┏━━

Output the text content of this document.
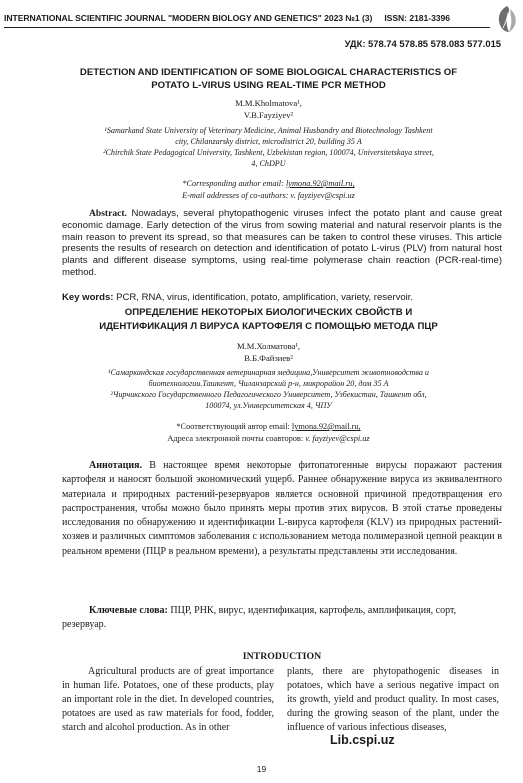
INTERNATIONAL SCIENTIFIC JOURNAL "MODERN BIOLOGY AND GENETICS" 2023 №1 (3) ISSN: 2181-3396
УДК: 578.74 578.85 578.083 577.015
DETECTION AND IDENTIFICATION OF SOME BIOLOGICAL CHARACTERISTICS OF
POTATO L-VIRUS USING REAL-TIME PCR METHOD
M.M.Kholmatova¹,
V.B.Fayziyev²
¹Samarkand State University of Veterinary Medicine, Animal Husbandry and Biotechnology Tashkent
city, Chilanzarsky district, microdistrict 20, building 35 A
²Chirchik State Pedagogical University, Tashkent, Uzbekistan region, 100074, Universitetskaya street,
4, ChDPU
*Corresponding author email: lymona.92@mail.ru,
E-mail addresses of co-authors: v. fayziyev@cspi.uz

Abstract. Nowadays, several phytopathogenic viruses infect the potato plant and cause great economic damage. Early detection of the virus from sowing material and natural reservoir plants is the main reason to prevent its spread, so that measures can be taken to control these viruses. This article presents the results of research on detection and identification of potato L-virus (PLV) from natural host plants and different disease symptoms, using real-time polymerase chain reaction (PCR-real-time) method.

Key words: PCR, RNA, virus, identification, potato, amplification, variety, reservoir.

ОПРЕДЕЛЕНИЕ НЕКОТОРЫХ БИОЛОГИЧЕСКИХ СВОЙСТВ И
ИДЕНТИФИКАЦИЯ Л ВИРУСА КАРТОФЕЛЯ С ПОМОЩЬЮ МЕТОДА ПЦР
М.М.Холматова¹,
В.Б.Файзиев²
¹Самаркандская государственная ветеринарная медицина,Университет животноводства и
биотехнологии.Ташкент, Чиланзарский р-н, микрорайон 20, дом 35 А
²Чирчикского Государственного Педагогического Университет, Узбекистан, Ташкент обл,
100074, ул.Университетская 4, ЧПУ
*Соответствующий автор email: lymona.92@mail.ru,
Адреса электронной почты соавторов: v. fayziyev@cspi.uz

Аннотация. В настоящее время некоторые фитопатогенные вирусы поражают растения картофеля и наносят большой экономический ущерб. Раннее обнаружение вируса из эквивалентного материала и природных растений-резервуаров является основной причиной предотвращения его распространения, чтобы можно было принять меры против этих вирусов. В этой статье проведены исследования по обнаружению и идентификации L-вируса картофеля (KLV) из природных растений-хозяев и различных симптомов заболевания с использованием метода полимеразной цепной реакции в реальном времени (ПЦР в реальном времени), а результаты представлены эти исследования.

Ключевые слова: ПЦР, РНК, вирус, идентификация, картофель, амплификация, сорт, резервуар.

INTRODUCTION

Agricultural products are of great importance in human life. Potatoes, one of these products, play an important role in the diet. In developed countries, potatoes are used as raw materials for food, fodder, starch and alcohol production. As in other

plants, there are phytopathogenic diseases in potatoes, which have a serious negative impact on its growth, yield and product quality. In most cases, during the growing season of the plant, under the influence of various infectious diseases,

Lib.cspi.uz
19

┗━━
┏━━

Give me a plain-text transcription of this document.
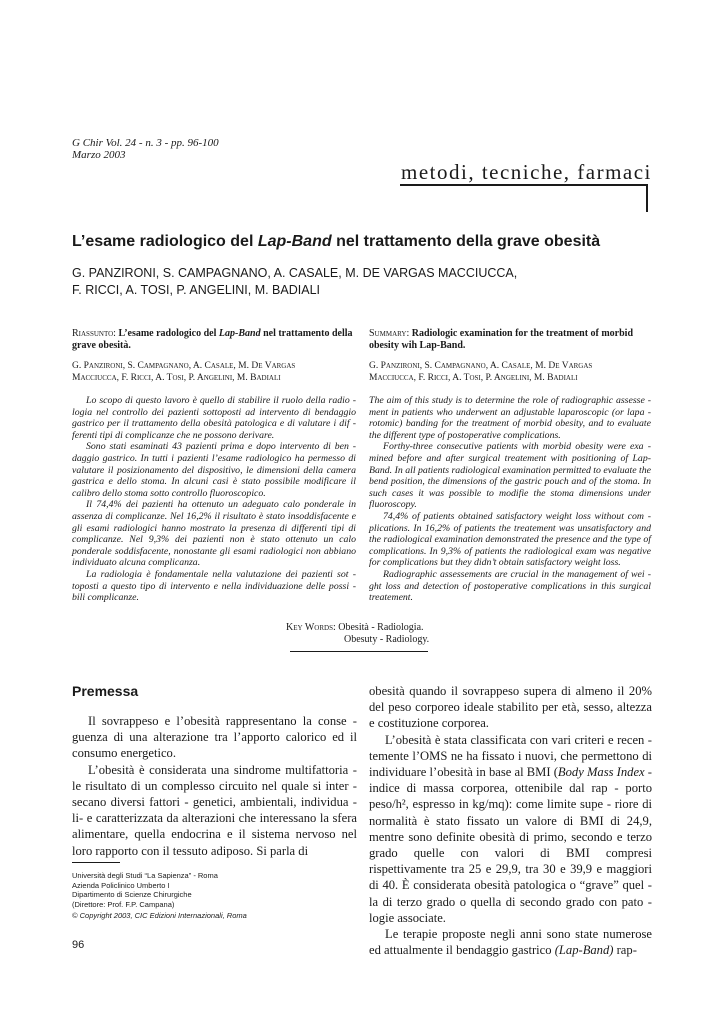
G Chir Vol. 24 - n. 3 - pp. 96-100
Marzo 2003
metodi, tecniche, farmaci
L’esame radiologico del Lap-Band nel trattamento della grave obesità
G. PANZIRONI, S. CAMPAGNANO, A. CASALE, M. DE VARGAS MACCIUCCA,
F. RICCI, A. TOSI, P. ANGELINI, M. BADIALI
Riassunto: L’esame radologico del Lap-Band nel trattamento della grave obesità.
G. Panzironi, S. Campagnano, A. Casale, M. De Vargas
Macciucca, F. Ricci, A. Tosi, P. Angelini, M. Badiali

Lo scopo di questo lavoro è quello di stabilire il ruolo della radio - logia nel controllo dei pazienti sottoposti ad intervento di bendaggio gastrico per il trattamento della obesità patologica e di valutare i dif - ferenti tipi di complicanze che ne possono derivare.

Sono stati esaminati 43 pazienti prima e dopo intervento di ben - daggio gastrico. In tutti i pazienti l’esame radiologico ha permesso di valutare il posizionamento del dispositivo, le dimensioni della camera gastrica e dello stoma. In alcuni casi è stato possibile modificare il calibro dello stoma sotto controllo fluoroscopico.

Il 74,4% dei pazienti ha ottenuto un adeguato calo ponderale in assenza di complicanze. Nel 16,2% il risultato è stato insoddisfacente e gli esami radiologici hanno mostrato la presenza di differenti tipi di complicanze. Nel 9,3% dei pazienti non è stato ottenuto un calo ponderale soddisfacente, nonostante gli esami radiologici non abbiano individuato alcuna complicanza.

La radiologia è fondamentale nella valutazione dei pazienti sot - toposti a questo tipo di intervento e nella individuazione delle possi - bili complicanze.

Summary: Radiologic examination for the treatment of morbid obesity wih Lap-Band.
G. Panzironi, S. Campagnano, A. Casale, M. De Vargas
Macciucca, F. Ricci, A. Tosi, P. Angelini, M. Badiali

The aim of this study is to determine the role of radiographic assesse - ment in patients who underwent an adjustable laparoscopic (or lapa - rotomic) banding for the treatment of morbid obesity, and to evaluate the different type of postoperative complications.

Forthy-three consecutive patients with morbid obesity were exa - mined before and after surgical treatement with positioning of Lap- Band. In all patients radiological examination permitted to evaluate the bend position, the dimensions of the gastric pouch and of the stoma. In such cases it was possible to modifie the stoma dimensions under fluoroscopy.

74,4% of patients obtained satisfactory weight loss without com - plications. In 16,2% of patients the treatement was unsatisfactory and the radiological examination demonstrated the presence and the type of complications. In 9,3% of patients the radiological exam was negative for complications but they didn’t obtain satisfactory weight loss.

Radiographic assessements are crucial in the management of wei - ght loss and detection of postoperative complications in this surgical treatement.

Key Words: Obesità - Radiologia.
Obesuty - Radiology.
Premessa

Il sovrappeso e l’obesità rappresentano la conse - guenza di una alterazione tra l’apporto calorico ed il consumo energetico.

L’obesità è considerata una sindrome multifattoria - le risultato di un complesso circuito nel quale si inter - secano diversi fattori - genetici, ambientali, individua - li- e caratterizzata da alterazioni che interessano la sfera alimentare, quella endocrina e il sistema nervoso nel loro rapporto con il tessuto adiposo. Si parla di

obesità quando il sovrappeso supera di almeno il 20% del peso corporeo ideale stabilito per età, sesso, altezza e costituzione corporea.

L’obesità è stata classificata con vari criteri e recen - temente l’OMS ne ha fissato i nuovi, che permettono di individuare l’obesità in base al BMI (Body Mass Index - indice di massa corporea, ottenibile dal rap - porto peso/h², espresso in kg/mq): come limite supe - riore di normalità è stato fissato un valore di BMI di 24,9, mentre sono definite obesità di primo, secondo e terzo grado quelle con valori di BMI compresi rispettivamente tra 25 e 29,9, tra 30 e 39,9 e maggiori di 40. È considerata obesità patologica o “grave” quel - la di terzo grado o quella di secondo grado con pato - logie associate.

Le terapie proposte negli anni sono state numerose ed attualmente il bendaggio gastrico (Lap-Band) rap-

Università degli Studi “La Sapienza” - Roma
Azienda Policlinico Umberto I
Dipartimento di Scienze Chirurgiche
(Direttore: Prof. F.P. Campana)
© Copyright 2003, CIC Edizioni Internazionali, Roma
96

┗━━

▶ _INSTRUCTIONS TO FOLLOW_
Which lines of the data contain the word "sovrappeso"? Copy each one.

▶ _SOLUTION_
Il sovrappeso e l’obesità rappresentano la conse - guenza di una alterazione tra l’apporto calorico ed il consumo energetico.
obesità quando il sovrappeso supera di almeno il 20% del peso corporeo ideale stabilito per età, sesso, altezza e costituzione corporea.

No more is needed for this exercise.